§ STATED GOAL
Out of the lines below, please list those that hold the string "mesa".

— start of DATASET RECORDS —

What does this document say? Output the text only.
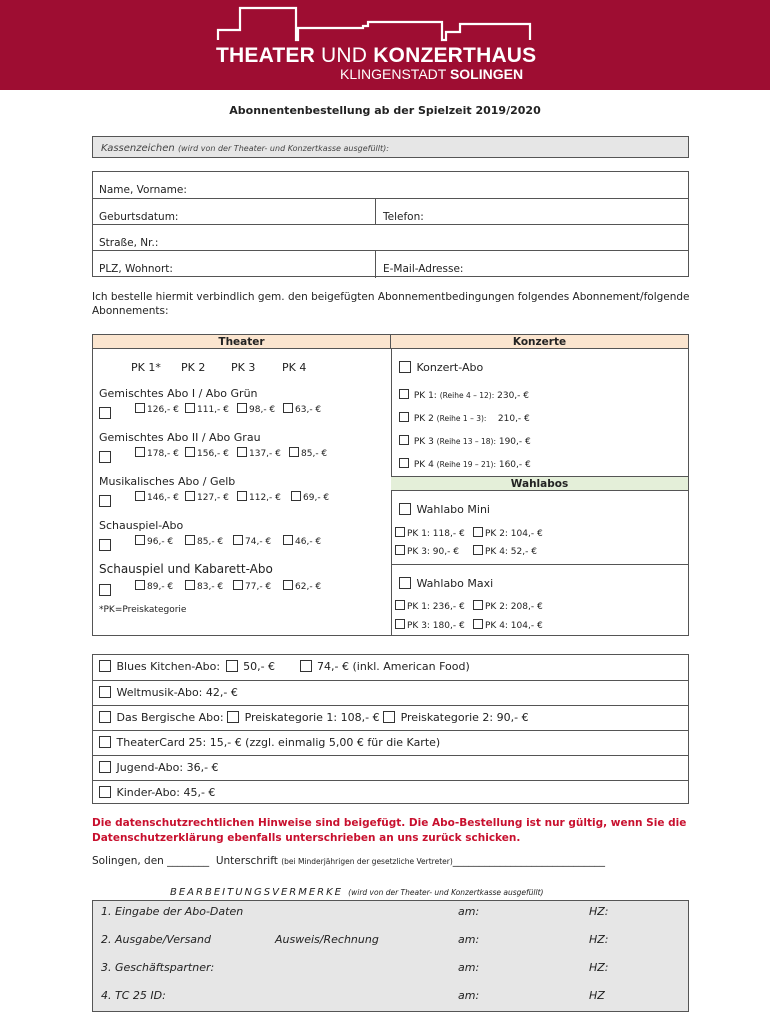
THEATER UND KONZERTHAUS
KLINGENSTADT SOLINGEN
Abonnentenbestellung ab der Spielzeit 2019/2020
Kassenzeichen (wird von der Theater- und Konzertkasse ausgefüllt):
Name, Vorname:
Geburtsdatum:	Telefon:
Straße, Nr.:
PLZ, Wohnort:	E-Mail-Adresse:
Ich bestelle hiermit verbindlich gem. den beigefügten Abonnementbedingungen folgendes Abonnement/folgende Abonnements:
Theater	Konzerte
PK 1* PK 2 PK 3 PK 4
Gemischtes Abo I / Abo Grün
126,- €	111,- €	98,- €	63,- €
Gemischtes Abo II / Abo Grau
178,- €	156,- €	137,- €	85,- €
Musikalisches Abo / Gelb
146,- €	127,- €	112,- €	69,- €
Schauspiel-Abo
96,- €	85,- €	74,- €	46,- €
Schauspiel und Kabarett-Abo
89,- €	83,- €	77,- €	62,- €
*PK=Preiskategorie
Konzert-Abo
PK 1: (Reihe 4 – 12): 230,- €
PK 2 (Reihe 1 – 3): 210,- €
PK 3 (Reihe 13 – 18): 190,- €
PK 4 (Reihe 19 – 21): 160,- €
Wahlabos
Wahlabo Mini
PK 1: 118,- €	PK 2: 104,- €
PK 3: 90,- €	PK 4: 52,- €
Wahlabo Maxi
PK 1: 236,- €	PK 2: 208,- €
PK 3: 180,- €	PK 4: 104,- €
Blues Kitchen-Abo: 50,- €	74,- € (inkl. American Food)
Weltmusik-Abo: 42,- €
Das Bergische Abo: Preiskategorie 1: 108,- € Preiskategorie 2: 90,- €
TheaterCard 25: 15,- € (zzgl. einmalig 5,00 € für die Karte)
Jugend-Abo: 36,- €
Kinder-Abo: 45,- €
Die datenschutzrechtlichen Hinweise sind beigefügt. Die Abo-Bestellung ist nur gültig, wenn Sie die Datenschutzerklärung ebenfalls unterschrieben an uns zurück schicken.
Solingen, den ________ Unterschrift (bei Minderjährigen der gesetzliche Vertreter)_____________________________
BEARBEITUNGSVERMERKE (wird von der Theater- und Konzertkasse ausgefüllt)
1. Eingabe der Abo-Daten	am:	HZ:
2. Ausgabe/Versand	Ausweis/Rechnung	am:	HZ:
3. Geschäftspartner:	am:	HZ:
4. TC 25 ID:	am:	HZ
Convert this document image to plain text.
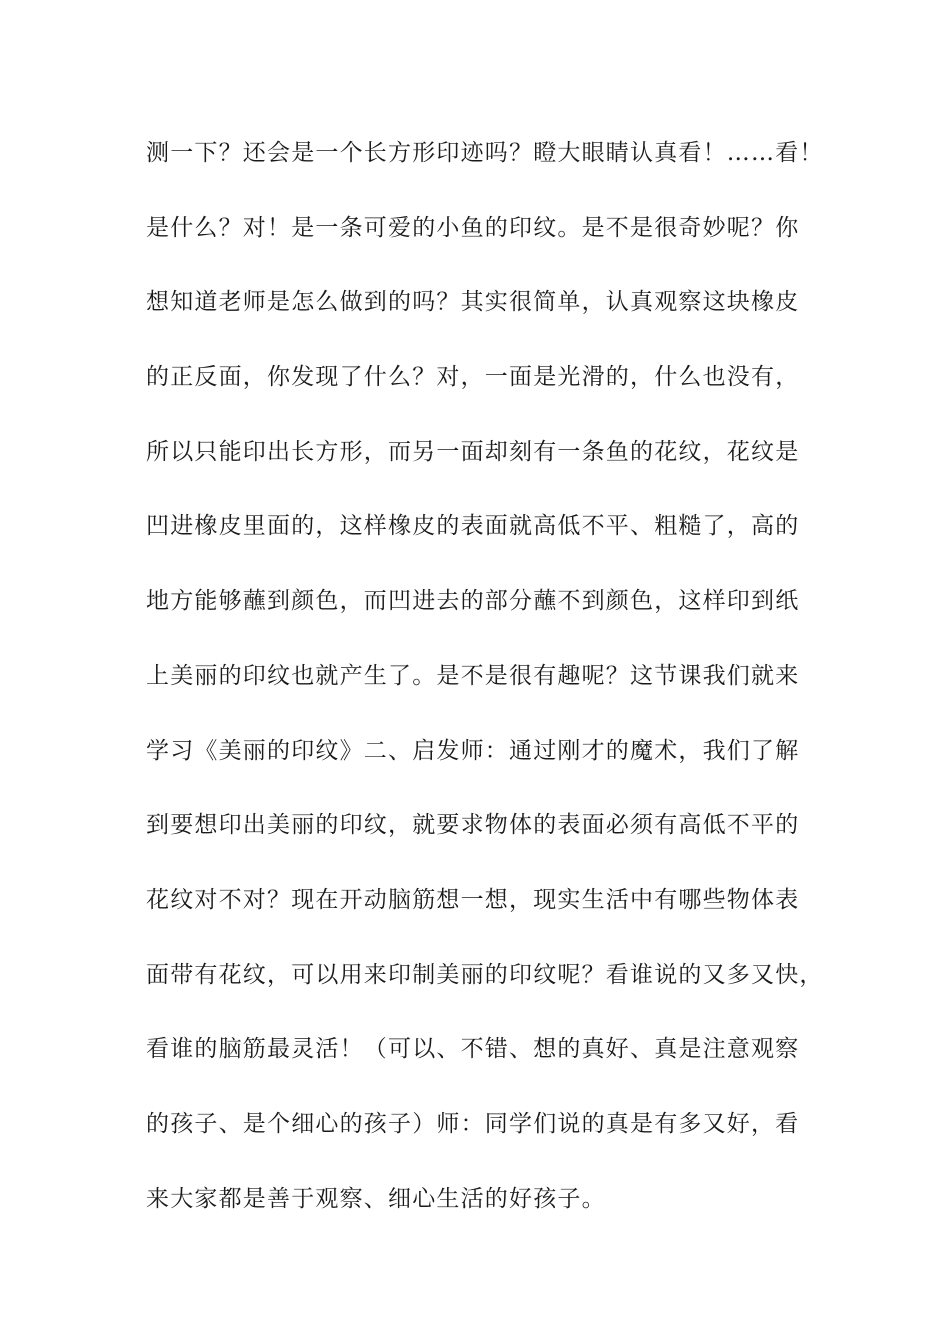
测一下？还会是一个长方形印迹吗？瞪大眼睛认真看！……看！
是什么？对！是一条可爱的小鱼的印纹。是不是很奇妙呢？你
想知道老师是怎么做到的吗？其实很简单，认真观察这块橡皮
的正反面，你发现了什么？对，一面是光滑的，什么也没有，
所以只能印出长方形，而另一面却刻有一条鱼的花纹，花纹是
凹进橡皮里面的，这样橡皮的表面就高低不平、粗糙了，高的
地方能够蘸到颜色，而凹进去的部分蘸不到颜色，这样印到纸
上美丽的印纹也就产生了。是不是很有趣呢？这节课我们就来
学习《美丽的印纹》二、启发师：通过刚才的魔术，我们了解
到要想印出美丽的印纹，就要求物体的表面必须有高低不平的
花纹对不对？现在开动脑筋想一想，现实生活中有哪些物体表
面带有花纹，可以用来印制美丽的印纹呢？看谁说的又多又快，
看谁的脑筋最灵活！（可以、不错、想的真好、真是注意观察
的孩子、是个细心的孩子）师：同学们说的真是有多又好，看
来大家都是善于观察、细心生活的好孩子。
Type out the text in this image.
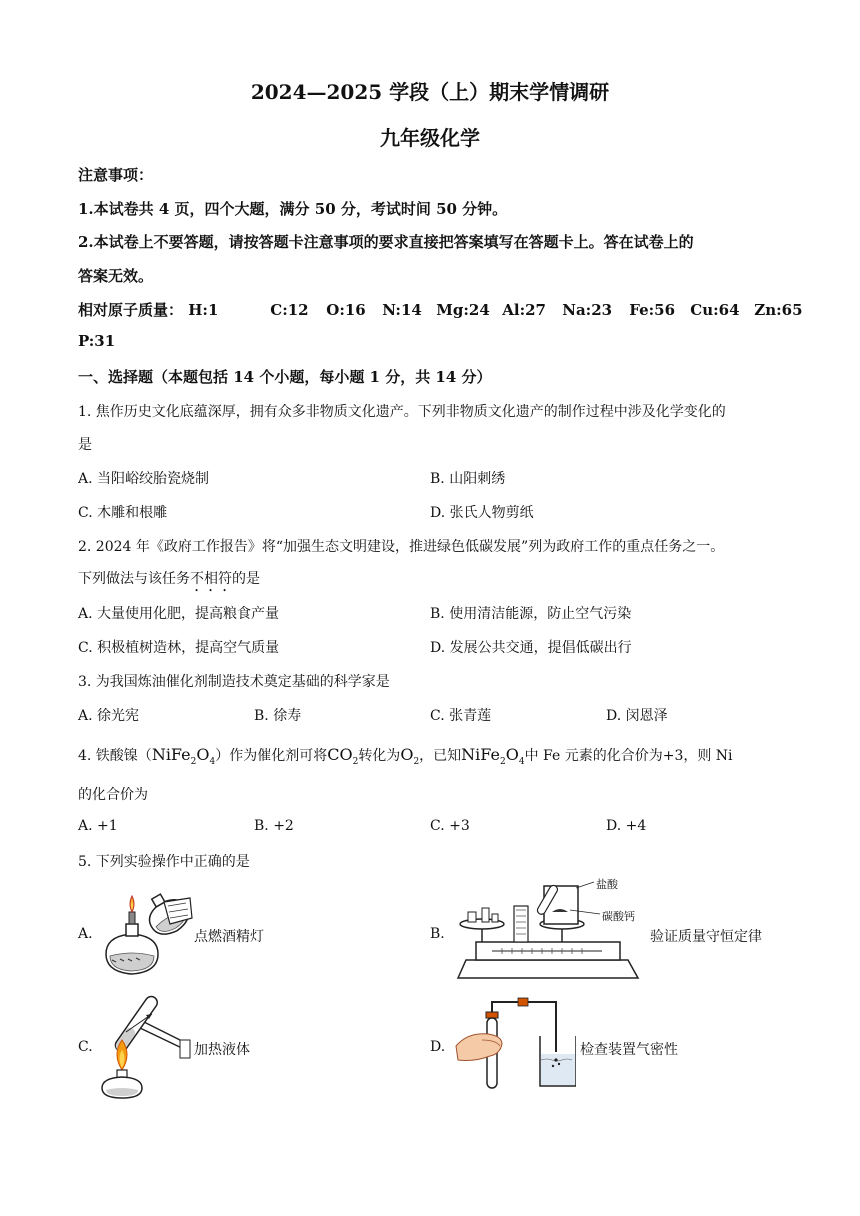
2024—2025 学段（上）期末学情调研
九年级化学
注意事项：
1.本试卷共 4 页，四个大题，满分 50 分，考试时间 50 分钟。
2.本试卷上不要答题，请按答题卡注意事项的要求直接把答案填写在答题卡上。答在试卷上的
答案无效。
相对原子质量： H:1	C:12 O:16 N:14 Mg:24 Al:27 Na:23 Fe:56 Cu:64 Zn:65
P:31
一、选择题（本题包括 14 个小题，每小题 1 分，共 14 分）
1. 焦作历史文化底蕴深厚，拥有众多非物质文化遗产。下列非物质文化遗产的制作过程中涉及化学变化的
是
A. 当阳峪绞胎瓷烧制	B. 山阳刺绣
C. 木雕和根雕	D. 张氏人物剪纸
2. 2024 年《政府工作报告》将“加强生态文明建设，推进绿色低碳发展”列为政府工作的重点任务之一。
下列做法与该任务不相符的是
A. 大量使用化肥，提高粮食产量	B. 使用清洁能源，防止空气污染
C. 积极植树造林，提高空气质量	D. 发展公共交通，提倡低碳出行
3. 为我国炼油催化剂制造技术奠定基础的科学家是
A. 徐光宪	B. 徐寿	C. 张青莲	D. 闵恩泽
4. 铁酸镍$(NiFe_2O_4)$作为催化剂可将$CO_2$转化为$O_2$，已知$NiFe_2O_4$中 Fe 元素的化合价为+3，则 Ni
的化合价为
A. +1	B. +2	C. +3	D. +4
5. 下列实验操作中正确的是
A.	点燃酒精灯	B.
盐酸
碳酸钙
验证质量守恒定律
C.	加热液体	D.	检查装置气密性
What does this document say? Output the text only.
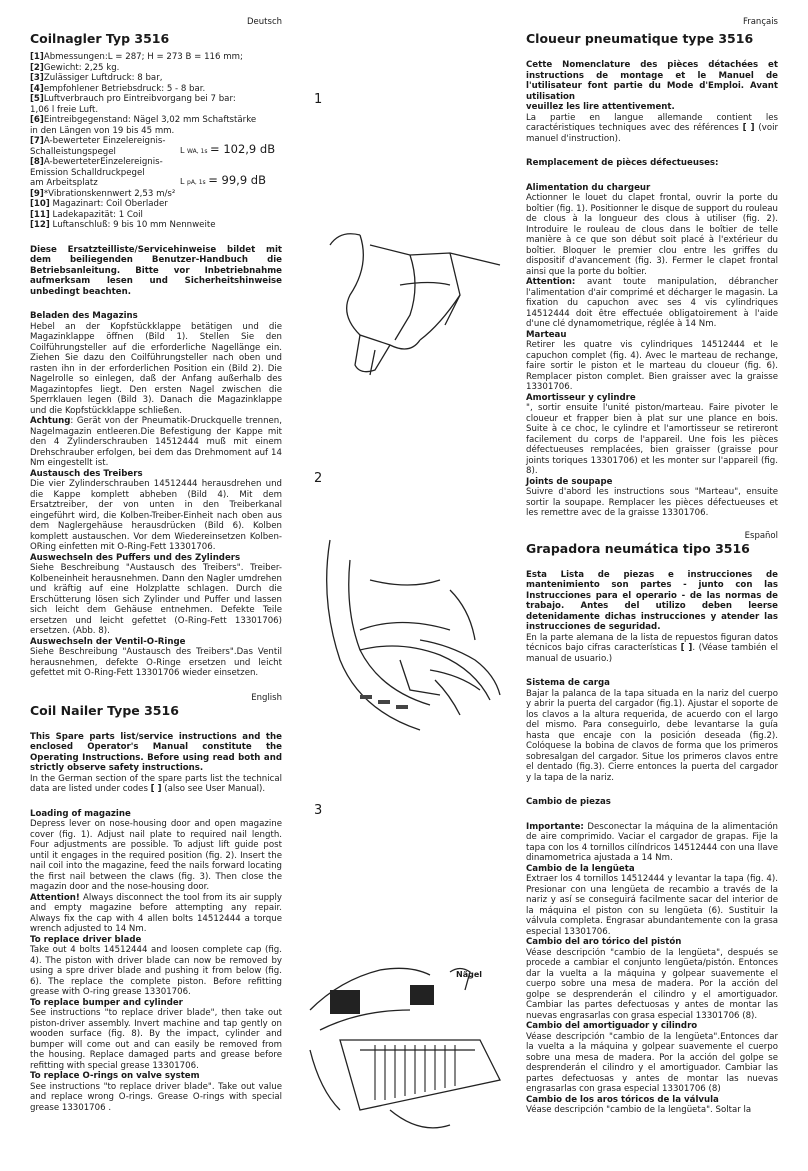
Deutsch

Coilnagler Typ 3516

[1]Abmessungen:L = 287; H = 273 B = 116 mm;

[2]Gewicht: 2,25 kg.

[3]Zulässiger Luftdruck: 8 bar,

[4]empfohlener Betriebsdruck: 5 - 8 bar.

[5]Luftverbrauch pro Eintreibvorgang bei 7 bar:

1,06 l freie Luft.

[6]Eintreibgegenstand: Nägel 3,02 mm Schaftstärke

in den Längen von 19 bis 45 mm.

[7]A-bewerteter Einzelereignis-

Schalleistungspegel	L WA, 1s = 102,9 dB

[8]A-bewerteterEinzelereignis-

Emission Schalldruckpegel

am Arbeitsplatz	L pA, 1s = 99,9 dB

[9]*Vibrationskennwert 2,53 m/s²

[10] Magazinart: Coil Oberlader

[11] Ladekapazität: 1 Coil

[12] Luftanschluß: 9 bis 10 mm Nennweite

Diese Ersatzteilliste/Servicehinweise bildet mit dem beiliegenden Benutzer-Handbuch die Betriebsanleitung. Bitte vor Inbetriebnahme aufmerksam lesen und Sicherheitshinweise unbedingt beachten.

Beladen des Magazins

Hebel an der Kopfstückklappe betätigen und die Magazinklappe öffnen (Bild 1). Stellen Sie den Coilführungsteller auf die erforderliche Nagellänge ein. Ziehen Sie dazu den Coilführungsteller nach oben und rasten ihn in der erforderlichen Position ein (Bild 2). Die Nagelrolle so einlegen, daß der Anfang außerhalb des Magazintopfes liegt. Den ersten Nagel zwischen die Sperrklauen legen (Bild 3). Danach die Magazinklappe und die Kopfstückklappe schließen.

Achtung: Gerät von der Pneumatik-Druckquelle trennen, Nagelmagazin entleeren.Die Befestigung der Kappe mit den 4 Zylinderschrauben 14512444 muß mit einem Drehschrauber erfolgen, bei dem das Drehmoment auf 14 Nm eingestellt ist.

Austausch des Treibers

Die vier Zylinderschrauben 14512444 herausdrehen und die Kappe komplett abheben (Bild 4). Mit dem Ersatztreiber, der von unten in den Treiberkanal eingeführt wird, die Kolben-Treiber-Einheit nach oben aus dem Naglergehäuse herausdrücken (Bild 6). Kolben komplett austauschen. Vor dem Wiedereinsetzen Kolben-ORing einfetten mit O-Ring-Fett 13301706.

Auswechseln des Puffers und des Zylinders

Siehe Beschreibung "Austausch des Treibers". Treiber-Kolbeneinheit herausnehmen. Dann den Nagler umdrehen und kräftig auf eine Holzplatte schlagen. Durch die Erschütterung lösen sich Zylinder und Puffer und lassen sich leicht dem Gehäuse entnehmen. Defekte Teile ersetzen und leicht gefettet (O-Ring-Fett 13301706) ersetzen. (Abb. 8).

Auswechseln der Ventil-O-Ringe

Siehe Beschreibung "Austausch des Treibers".Das Ventil herausnehmen, defekte O-Ringe ersetzen und leicht gefettet mit O-Ring-Fett 13301706 wieder einsetzen.

English

Coil Nailer Type 3516

This Spare parts list/service instructions and the enclosed Operator's Manual constitute the Operating Instructions. Before using read both and strictly observe safety instructions.

In the German section of the spare parts list the technical data are listed under codes [ ] (also see User Manual).

Loading of magazine

Depress lever on nose-housing door and open magazine cover (fig. 1). Adjust nail plate to required nail length. Four adjustments are possible. To adjust lift guide post until it engages in the required position (fig. 2). Insert the nail coil into the magazine, feed the nails forward locating the first nail between the claws (fig. 3). Then close the magazin door and the nose-housing door.

Attention! Always disconnect the tool from its air supply and empty magazine before attempting any repair. Always fix the cap with 4 allen bolts 14512444 a torque wrench adjusted to 14 Nm.

To replace driver blade

Take out 4 bolts 14512444 and loosen complete cap (fig. 4). The piston with driver blade can now be removed by using a spre driver blade and pushing it from below (fig. 6). The replace the complete piston. Before refitting grease with O-ring grease 13301706.

To replace bumper and cylinder

See instructions "to replace driver blade", then take out piston-driver assembly. Invert machine and tap gently on wooden surface (fig. 8). By the impact, cylinder and bumper will come out and can easily be removed from the housing. Replace damaged parts and grease before refitting with special grease 13301706.

To replace O-rings on valve system

See instructions "to replace driver blade". Take out value and replace wrong O-rings. Grease O-rings with special grease 13301706 .

1
2
3
Nägel

Français

Cloueur pneumatique type 3516

Cette Nomenclature des pièces détachées et instructions de montage et le Manuel de l'utilisateur font partie du Mode d'Emploi. Avant utilisation

veuillez les lire attentivement.

La partie en langue allemande contient les caractéristiques techniques avec des références [ ] (voir manuel d'instruction).

Remplacement de pièces défectueuses:

Alimentation du chargeur

Actionner le louet du clapet frontal, ouvrir la porte du boîtier (fig. 1). Positionner le disque de support du rouleau de clous à la longueur des clous à utiliser (fig. 2). Introduire le rouleau de clous dans le boîtier de telle manière à ce que son début soit placé à l'extérieur du boîtier. Bloquer le premier clou entre les griffes du dispositif d'avancement (fig. 3). Fermer le clapet frontal ainsi que la porte du boîtier.

Attention: avant toute manipulation, débrancher l'alimentation d'air comprimé et décharger le magasin. La fixation du capuchon avec ses 4 vis cylindriques 14512444 doit être effectuée obligatoirement à l'aide d'une clé dynamometrique, réglée à 14 Nm.

Marteau

Retirer les quatre vis cylindriques 14512444 et le capuchon complet (fig. 4). Avec le marteau de rechange, faire sortir le piston et le marteau du cloueur (fig. 6). Remplacer piston complet. Bien graisser avec la graisse 13301706.

Amortisseur y cylindre

", sortir ensuite l'unité piston/marteau. Faire pivoter le cloueur et frapper bien à plat sur une plance en bois. Suite à ce choc, le cylindre et l'amortisseur se retireront facilement du corps de l'appareil. Une fois les pièces défectueuses remplacées, bien graisser (graisse pour joints toriques 13301706) et les monter sur l'appareil (fig. 8).

Joints de soupape

Suivre d'abord les instructions sous "Marteau", ensuite sortir la soupape. Remplacer les pièces défectueuses et les remettre avec de la graisse 13301706.

Español

Grapadora neumática tipo 3516

Esta Lista de piezas e instrucciones de mantenimiento son partes - junto con las Instrucciones para el operario - de las normas de trabajo. Antes del utilizo deben leerse detenidamente dichas instrucciones y atender las instrucciones de seguridad.

En la parte alemana de la lista de repuestos figuran datos técnicos bajo cifras características [ ]. (Véase también el manual de usuario.)

Sistema de carga

Bajar la palanca de la tapa situada en la nariz del cuerpo y abrir la puerta del cargador (fig.1). Ajustar el soporte de los clavos a la altura requerida, de acuerdo con el largo del mismo. Para conseguirlo, debe levantarse la guía hasta que encaje con la posición deseada (fig.2). Colóquese la bobina de clavos de forma que los primeros sobresalgan del cargador. Situe los primeros clavos entre el dentado (fig.3). Cierre entonces la puerta del cargador y la tapa de la nariz.

Cambio de piezas

Importante: Desconectar la máquina de la alimentación de aire comprimido. Vaciar el cargador de grapas. Fije la tapa con los 4 tornillos cilíndricos 14512444 con una llave dinamometrica ajustada a 14 Nm.

Cambio de la lengüeta

Extraer los 4 tornillos 14512444 y levantar la tapa (fig. 4). Presionar con una lengüeta de recambio a través de la nariz y así se conseguirá facilmente sacar del interior de la máquina el piston con su lengüeta (6). Sustituir la válvula completa. Engrasar abundantemente con la grasa especial 13301706.

Cambio del aro tórico del pistón

Véase descripción "cambio de la lengüeta", después se procede a cambiar el conjunto lengüeta/pistón. Entonces dar la vuelta a la máquina y golpear suavemente el cuerpo sobre una mesa de madera. Por la acción del golpe se desprenderán el cilindro y el amortiguador. Cambiar las partes defectuosas y antes de montar las nuevas engrasarlas con grasa especial 13301706 (8).

Cambio del amortiguador y cilindro

Véase descripción "cambio de la lengüeta".Entonces dar la vuelta a la máquina y golpear suavemente el cuerpo sobre una mesa de madera. Por la acción del golpe se desprenderán el cilindro y el amortiguador. Cambiar las partes defectuosas y antes de montar las nuevas engrasarlas con grasa especial 13301706 (8)

Cambio de los aros tóricos de la válvula

Véase descripción "cambio de la lengüeta". Soltar la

— end of DATASET RECORDS —

§ REPLY TO THE EXERCISE
Véase descripción "cambio de la lengüeta", después se procede a cambiar el conjunto lengüeta/pistón. Entonces dar la vuelta a la máquina y golpear suavemente el cuerpo sobre una mesa de madera. Por la acción del golpe se desprenderán el cilindro y el amortiguador. Cambiar las partes defectuosas y antes de montar las nuevas engrasarlas con grasa especial 13301706 (8).
Véase descripción "cambio de la lengüeta".Entonces dar la vuelta a la máquina y golpear suavemente el cuerpo sobre una mesa de madera. Por la acción del golpe se desprenderán el cilindro y el amortiguador. Cambiar las partes defectuosas y antes de montar las nuevas engrasarlas con grasa especial 13301706 (8)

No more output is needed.